- _Entries supplied_

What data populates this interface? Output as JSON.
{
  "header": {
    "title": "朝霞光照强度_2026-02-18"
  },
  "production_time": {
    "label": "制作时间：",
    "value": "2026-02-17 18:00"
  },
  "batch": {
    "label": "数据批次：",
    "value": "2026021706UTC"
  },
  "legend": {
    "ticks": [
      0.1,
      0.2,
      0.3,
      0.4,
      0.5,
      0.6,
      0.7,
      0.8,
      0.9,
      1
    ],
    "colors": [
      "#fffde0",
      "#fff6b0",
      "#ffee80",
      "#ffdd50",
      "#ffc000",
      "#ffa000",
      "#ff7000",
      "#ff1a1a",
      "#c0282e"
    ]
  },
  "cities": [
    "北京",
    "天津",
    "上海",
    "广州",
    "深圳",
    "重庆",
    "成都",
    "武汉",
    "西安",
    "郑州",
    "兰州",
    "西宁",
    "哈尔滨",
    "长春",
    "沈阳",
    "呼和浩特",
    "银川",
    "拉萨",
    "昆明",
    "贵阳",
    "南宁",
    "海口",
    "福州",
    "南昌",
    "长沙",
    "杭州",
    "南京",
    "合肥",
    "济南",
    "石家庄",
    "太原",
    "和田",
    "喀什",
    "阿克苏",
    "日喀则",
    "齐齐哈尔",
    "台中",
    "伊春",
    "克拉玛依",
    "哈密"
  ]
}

- _What is asked_
Generate an exact reproduction of all entries.

- _Exercise result_
What data populates this interface? Output as JSON.
{
  "header": {
    "title": "朝霞光照强度_2026-02-18"
  },
  "production_time": {
    "label": "制作时间：",
    "value": "2026-02-17 18:00"
  },
  "batch": {
    "label": "数据批次：",
    "value": "2026021706UTC"
  },
  "legend": {
    "ticks": [
      0.1,
      0.2,
      0.3,
      0.4,
      0.5,
      0.6,
      0.7,
      0.8,
      0.9,
      1
    ],
    "colors": [
      "#fffde0",
      "#fff6b0",
      "#ffee80",
      "#ffdd50",
      "#ffc000",
      "#ffa000",
      "#ff7000",
      "#ff1a1a",
      "#c0282e"
    ]
  },
  "cities": [
    "北京",
    "天津",
    "上海",
    "广州",
    "深圳",
    "重庆",
    "成都",
    "武汉",
    "西安",
    "郑州",
    "兰州",
    "西宁",
    "哈尔滨",
    "长春",
    "沈阳",
    "呼和浩特",
    "银川",
    "拉萨",
    "昆明",
    "贵阳",
    "南宁",
    "海口",
    "福州",
    "南昌",
    "长沙",
    "杭州",
    "南京",
    "合肥",
    "济南",
    "石家庄",
    "太原",
    "和田",
    "喀什",
    "阿克苏",
    "日喀则",
    "齐齐哈尔",
    "台中",
    "伊春",
    "克拉玛依",
    "哈密"
  ]
}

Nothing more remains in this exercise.